#### AVAILABLE RECORDS

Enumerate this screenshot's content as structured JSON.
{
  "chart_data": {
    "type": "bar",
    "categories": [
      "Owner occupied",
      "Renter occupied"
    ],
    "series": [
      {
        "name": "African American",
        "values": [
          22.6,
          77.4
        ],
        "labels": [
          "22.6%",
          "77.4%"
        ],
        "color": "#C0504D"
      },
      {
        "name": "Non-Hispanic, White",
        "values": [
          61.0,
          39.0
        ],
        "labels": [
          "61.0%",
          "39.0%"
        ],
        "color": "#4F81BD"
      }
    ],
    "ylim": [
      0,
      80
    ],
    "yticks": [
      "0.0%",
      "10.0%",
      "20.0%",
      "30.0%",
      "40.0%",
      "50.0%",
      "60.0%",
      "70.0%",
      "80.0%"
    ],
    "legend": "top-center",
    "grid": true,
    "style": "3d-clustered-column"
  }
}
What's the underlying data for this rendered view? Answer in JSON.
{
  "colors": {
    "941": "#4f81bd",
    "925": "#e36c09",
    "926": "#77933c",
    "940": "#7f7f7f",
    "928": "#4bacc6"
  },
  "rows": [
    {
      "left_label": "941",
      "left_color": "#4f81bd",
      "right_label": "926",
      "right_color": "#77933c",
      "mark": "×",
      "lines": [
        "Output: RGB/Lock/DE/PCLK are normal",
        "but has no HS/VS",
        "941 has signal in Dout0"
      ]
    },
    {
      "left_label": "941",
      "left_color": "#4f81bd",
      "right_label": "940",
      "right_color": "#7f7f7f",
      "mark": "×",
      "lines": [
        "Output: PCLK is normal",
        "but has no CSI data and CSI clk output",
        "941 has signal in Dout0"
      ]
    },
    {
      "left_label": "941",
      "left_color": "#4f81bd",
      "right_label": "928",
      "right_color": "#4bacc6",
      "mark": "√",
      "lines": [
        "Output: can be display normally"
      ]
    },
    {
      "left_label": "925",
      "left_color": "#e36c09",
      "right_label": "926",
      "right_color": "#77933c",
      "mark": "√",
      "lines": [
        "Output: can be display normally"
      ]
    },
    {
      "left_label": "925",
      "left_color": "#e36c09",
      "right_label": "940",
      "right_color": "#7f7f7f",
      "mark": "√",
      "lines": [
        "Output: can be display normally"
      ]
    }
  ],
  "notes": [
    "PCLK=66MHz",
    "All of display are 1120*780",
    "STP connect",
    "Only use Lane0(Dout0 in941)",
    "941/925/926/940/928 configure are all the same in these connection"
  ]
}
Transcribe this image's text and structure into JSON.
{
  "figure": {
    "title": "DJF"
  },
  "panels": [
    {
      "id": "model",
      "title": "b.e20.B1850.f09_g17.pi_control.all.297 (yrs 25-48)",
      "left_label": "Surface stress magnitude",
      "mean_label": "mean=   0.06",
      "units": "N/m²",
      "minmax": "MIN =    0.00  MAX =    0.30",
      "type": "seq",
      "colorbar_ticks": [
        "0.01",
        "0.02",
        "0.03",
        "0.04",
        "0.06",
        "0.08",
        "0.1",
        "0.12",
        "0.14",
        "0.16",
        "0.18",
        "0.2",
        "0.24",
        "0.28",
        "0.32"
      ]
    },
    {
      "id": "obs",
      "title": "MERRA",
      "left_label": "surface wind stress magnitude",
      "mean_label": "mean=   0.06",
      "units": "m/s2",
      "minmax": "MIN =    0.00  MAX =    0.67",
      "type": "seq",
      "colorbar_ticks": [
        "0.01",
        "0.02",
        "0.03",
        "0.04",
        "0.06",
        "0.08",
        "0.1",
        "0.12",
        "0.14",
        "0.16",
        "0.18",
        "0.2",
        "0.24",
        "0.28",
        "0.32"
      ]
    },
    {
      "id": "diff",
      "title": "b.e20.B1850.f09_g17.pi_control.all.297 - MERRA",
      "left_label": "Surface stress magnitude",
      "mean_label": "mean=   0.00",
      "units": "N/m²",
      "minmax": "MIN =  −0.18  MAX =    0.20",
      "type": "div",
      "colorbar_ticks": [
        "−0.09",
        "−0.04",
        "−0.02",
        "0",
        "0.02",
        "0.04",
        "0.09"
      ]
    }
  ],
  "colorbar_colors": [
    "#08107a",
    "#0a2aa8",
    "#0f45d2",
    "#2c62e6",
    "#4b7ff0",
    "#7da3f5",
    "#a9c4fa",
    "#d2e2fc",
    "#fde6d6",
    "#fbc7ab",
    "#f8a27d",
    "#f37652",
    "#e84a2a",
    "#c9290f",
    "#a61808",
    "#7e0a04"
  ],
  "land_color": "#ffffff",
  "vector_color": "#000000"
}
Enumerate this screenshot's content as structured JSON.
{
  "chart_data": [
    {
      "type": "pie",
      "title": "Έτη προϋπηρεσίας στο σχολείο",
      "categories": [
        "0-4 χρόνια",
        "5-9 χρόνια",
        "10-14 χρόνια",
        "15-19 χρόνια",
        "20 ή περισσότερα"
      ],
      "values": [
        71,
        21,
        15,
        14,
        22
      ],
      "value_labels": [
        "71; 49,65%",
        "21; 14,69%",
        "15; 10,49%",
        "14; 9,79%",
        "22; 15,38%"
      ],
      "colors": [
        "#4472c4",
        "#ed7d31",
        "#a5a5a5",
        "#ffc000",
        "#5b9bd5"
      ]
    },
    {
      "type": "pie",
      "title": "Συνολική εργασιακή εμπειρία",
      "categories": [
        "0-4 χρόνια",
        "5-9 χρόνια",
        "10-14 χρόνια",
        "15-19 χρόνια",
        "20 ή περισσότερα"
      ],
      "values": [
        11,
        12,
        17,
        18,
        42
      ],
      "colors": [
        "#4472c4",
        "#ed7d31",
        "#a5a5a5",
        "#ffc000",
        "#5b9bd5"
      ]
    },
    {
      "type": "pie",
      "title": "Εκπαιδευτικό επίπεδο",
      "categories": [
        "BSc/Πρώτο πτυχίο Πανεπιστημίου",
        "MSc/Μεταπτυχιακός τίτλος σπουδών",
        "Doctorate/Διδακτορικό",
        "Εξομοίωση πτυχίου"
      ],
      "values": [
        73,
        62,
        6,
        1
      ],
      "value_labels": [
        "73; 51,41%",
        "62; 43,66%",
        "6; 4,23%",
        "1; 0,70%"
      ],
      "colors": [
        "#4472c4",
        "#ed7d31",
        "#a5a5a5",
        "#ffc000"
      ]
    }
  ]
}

########

Copy every record exactly as presented.

Enumerate this screenshot's content as structured JSON.
{
  "chart_data": {
    "type": "bar",
    "categories": [
      "Owner occupied",
      "Renter occupied"
    ],
    "series": [
      {
        "name": "African American",
        "values": [
          22.6,
          77.4
        ],
        "labels": [
          "22.6%",
          "77.4%"
        ],
        "color": "#C0504D"
      },
      {
        "name": "Non-Hispanic, White",
        "values": [
          61.0,
          39.0
        ],
        "labels": [
          "61.0%",
          "39.0%"
        ],
        "color": "#4F81BD"
      }
    ],
    "ylim": [
      0,
      80
    ],
    "yticks": [
      "0.0%",
      "10.0%",
      "20.0%",
      "30.0%",
      "40.0%",
      "50.0%",
      "60.0%",
      "70.0%",
      "80.0%"
    ],
    "legend": "top-center",
    "grid": true,
    "style": "3d-clustered-column"
  }
}
What's the underlying data for this rendered view? Answer in JSON.
{
  "colors": {
    "941": "#4f81bd",
    "925": "#e36c09",
    "926": "#77933c",
    "940": "#7f7f7f",
    "928": "#4bacc6"
  },
  "rows": [
    {
      "left_label": "941",
      "left_color": "#4f81bd",
      "right_label": "926",
      "right_color": "#77933c",
      "mark": "×",
      "lines": [
        "Output: RGB/Lock/DE/PCLK are normal",
        "but has no HS/VS",
        "941 has signal in Dout0"
      ]
    },
    {
      "left_label": "941",
      "left_color": "#4f81bd",
      "right_label": "940",
      "right_color": "#7f7f7f",
      "mark": "×",
      "lines": [
        "Output: PCLK is normal",
        "but has no CSI data and CSI clk output",
        "941 has signal in Dout0"
      ]
    },
    {
      "left_label": "941",
      "left_color": "#4f81bd",
      "right_label": "928",
      "right_color": "#4bacc6",
      "mark": "√",
      "lines": [
        "Output: can be display normally"
      ]
    },
    {
      "left_label": "925",
      "left_color": "#e36c09",
      "right_label": "926",
      "right_color": "#77933c",
      "mark": "√",
      "lines": [
        "Output: can be display normally"
      ]
    },
    {
      "left_label": "925",
      "left_color": "#e36c09",
      "right_label": "940",
      "right_color": "#7f7f7f",
      "mark": "√",
      "lines": [
        "Output: can be display normally"
      ]
    }
  ],
  "notes": [
    "PCLK=66MHz",
    "All of display are 1120*780",
    "STP connect",
    "Only use Lane0(Dout0 in941)",
    "941/925/926/940/928 configure are all the same in these connection"
  ]
}
Transcribe this image's text and structure into JSON.
{
  "figure": {
    "title": "DJF"
  },
  "panels": [
    {
      "id": "model",
      "title": "b.e20.B1850.f09_g17.pi_control.all.297 (yrs 25-48)",
      "left_label": "Surface stress magnitude",
      "mean_label": "mean=   0.06",
      "units": "N/m²",
      "minmax": "MIN =    0.00  MAX =    0.30",
      "type": "seq",
      "colorbar_ticks": [
        "0.01",
        "0.02",
        "0.03",
        "0.04",
        "0.06",
        "0.08",
        "0.1",
        "0.12",
        "0.14",
        "0.16",
        "0.18",
        "0.2",
        "0.24",
        "0.28",
        "0.32"
      ]
    },
    {
      "id": "obs",
      "title": "MERRA",
      "left_label": "surface wind stress magnitude",
      "mean_label": "mean=   0.06",
      "units": "m/s2",
      "minmax": "MIN =    0.00  MAX =    0.67",
      "type": "seq",
      "colorbar_ticks": [
        "0.01",
        "0.02",
        "0.03",
        "0.04",
        "0.06",
        "0.08",
        "0.1",
        "0.12",
        "0.14",
        "0.16",
        "0.18",
        "0.2",
        "0.24",
        "0.28",
        "0.32"
      ]
    },
    {
      "id": "diff",
      "title": "b.e20.B1850.f09_g17.pi_control.all.297 - MERRA",
      "left_label": "Surface stress magnitude",
      "mean_label": "mean=   0.00",
      "units": "N/m²",
      "minmax": "MIN =  −0.18  MAX =    0.20",
      "type": "div",
      "colorbar_ticks": [
        "−0.09",
        "−0.04",
        "−0.02",
        "0",
        "0.02",
        "0.04",
        "0.09"
      ]
    }
  ],
  "colorbar_colors": [
    "#08107a",
    "#0a2aa8",
    "#0f45d2",
    "#2c62e6",
    "#4b7ff0",
    "#7da3f5",
    "#a9c4fa",
    "#d2e2fc",
    "#fde6d6",
    "#fbc7ab",
    "#f8a27d",
    "#f37652",
    "#e84a2a",
    "#c9290f",
    "#a61808",
    "#7e0a04"
  ],
  "land_color": "#ffffff",
  "vector_color": "#000000"
}
Enumerate this screenshot's content as structured JSON.
{
  "chart_data": [
    {
      "type": "pie",
      "title": "Έτη προϋπηρεσίας στο σχολείο",
      "categories": [
        "0-4 χρόνια",
        "5-9 χρόνια",
        "10-14 χρόνια",
        "15-19 χρόνια",
        "20 ή περισσότερα"
      ],
      "values": [
        71,
        21,
        15,
        14,
        22
      ],
      "value_labels": [
        "71; 49,65%",
        "21; 14,69%",
        "15; 10,49%",
        "14; 9,79%",
        "22; 15,38%"
      ],
      "colors": [
        "#4472c4",
        "#ed7d31",
        "#a5a5a5",
        "#ffc000",
        "#5b9bd5"
      ]
    },
    {
      "type": "pie",
      "title": "Συνολική εργασιακή εμπειρία",
      "categories": [
        "0-4 χρόνια",
        "5-9 χρόνια",
        "10-14 χρόνια",
        "15-19 χρόνια",
        "20 ή περισσότερα"
      ],
      "values": [
        11,
        12,
        17,
        18,
        42
      ],
      "colors": [
        "#4472c4",
        "#ed7d31",
        "#a5a5a5",
        "#ffc000",
        "#5b9bd5"
      ]
    },
    {
      "type": "pie",
      "title": "Εκπαιδευτικό επίπεδο",
      "categories": [
        "BSc/Πρώτο πτυχίο Πανεπιστημίου",
        "MSc/Μεταπτυχιακός τίτλος σπουδών",
        "Doctorate/Διδακτορικό",
        "Εξομοίωση πτυχίου"
      ],
      "values": [
        73,
        62,
        6,
        1
      ],
      "value_labels": [
        "73; 51,41%",
        "62; 43,66%",
        "6; 4,23%",
        "1; 0,70%"
      ],
      "colors": [
        "#4472c4",
        "#ed7d31",
        "#a5a5a5",
        "#ffc000"
      ]
    }
  ]
}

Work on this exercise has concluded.